>>>>>

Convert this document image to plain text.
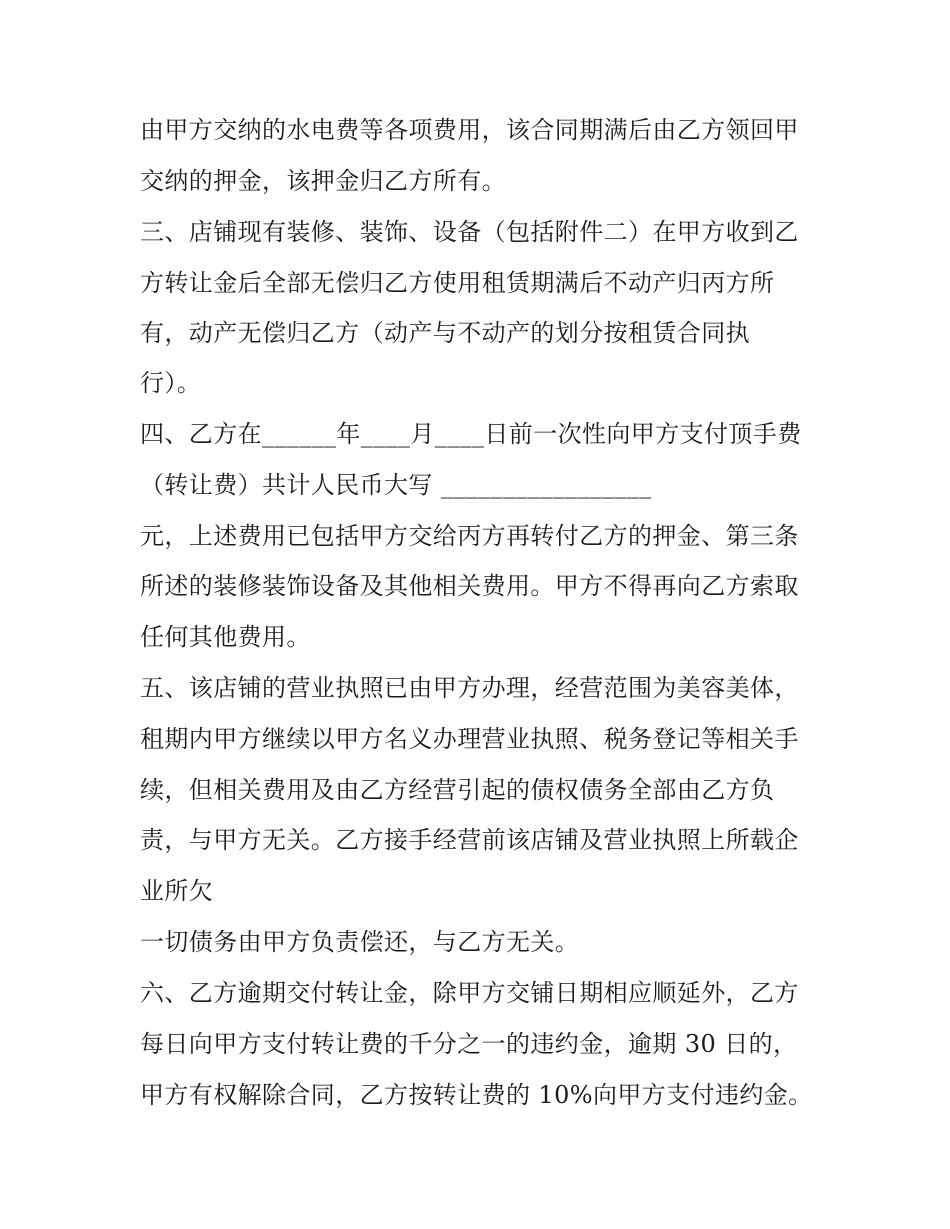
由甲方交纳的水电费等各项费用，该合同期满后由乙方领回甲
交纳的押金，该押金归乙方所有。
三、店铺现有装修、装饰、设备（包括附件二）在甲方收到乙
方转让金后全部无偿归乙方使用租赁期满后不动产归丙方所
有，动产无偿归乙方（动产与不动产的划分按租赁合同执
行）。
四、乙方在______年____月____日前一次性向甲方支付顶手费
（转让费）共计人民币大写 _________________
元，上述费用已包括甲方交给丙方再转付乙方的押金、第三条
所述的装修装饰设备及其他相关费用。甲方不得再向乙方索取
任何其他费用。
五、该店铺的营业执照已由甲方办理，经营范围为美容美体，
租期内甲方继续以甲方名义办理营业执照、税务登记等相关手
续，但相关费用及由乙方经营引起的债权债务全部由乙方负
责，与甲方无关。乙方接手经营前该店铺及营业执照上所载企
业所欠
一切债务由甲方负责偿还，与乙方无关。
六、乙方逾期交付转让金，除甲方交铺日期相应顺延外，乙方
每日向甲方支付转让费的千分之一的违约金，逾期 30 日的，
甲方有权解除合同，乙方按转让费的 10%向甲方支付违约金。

<<<<<

▶ _Task instructions_
Omit the pictures, then quote the rest of the material above exactly.

▶ _Exercise result_
Convert this document image to plain text.
由甲方交纳的水电费等各项费用，该合同期满后由乙方领回甲
交纳的押金，该押金归乙方所有。
三、店铺现有装修、装饰、设备（包括附件二）在甲方收到乙
方转让金后全部无偿归乙方使用租赁期满后不动产归丙方所
有，动产无偿归乙方（动产与不动产的划分按租赁合同执
行）。
四、乙方在______年____月____日前一次性向甲方支付顶手费
（转让费）共计人民币大写 _________________
元，上述费用已包括甲方交给丙方再转付乙方的押金、第三条
所述的装修装饰设备及其他相关费用。甲方不得再向乙方索取
任何其他费用。
五、该店铺的营业执照已由甲方办理，经营范围为美容美体，
租期内甲方继续以甲方名义办理营业执照、税务登记等相关手
续，但相关费用及由乙方经营引起的债权债务全部由乙方负
责，与甲方无关。乙方接手经营前该店铺及营业执照上所载企
业所欠
一切债务由甲方负责偿还，与乙方无关。
六、乙方逾期交付转让金，除甲方交铺日期相应顺延外，乙方
每日向甲方支付转让费的千分之一的违约金，逾期 30 日的，
甲方有权解除合同，乙方按转让费的 10%向甲方支付违约金。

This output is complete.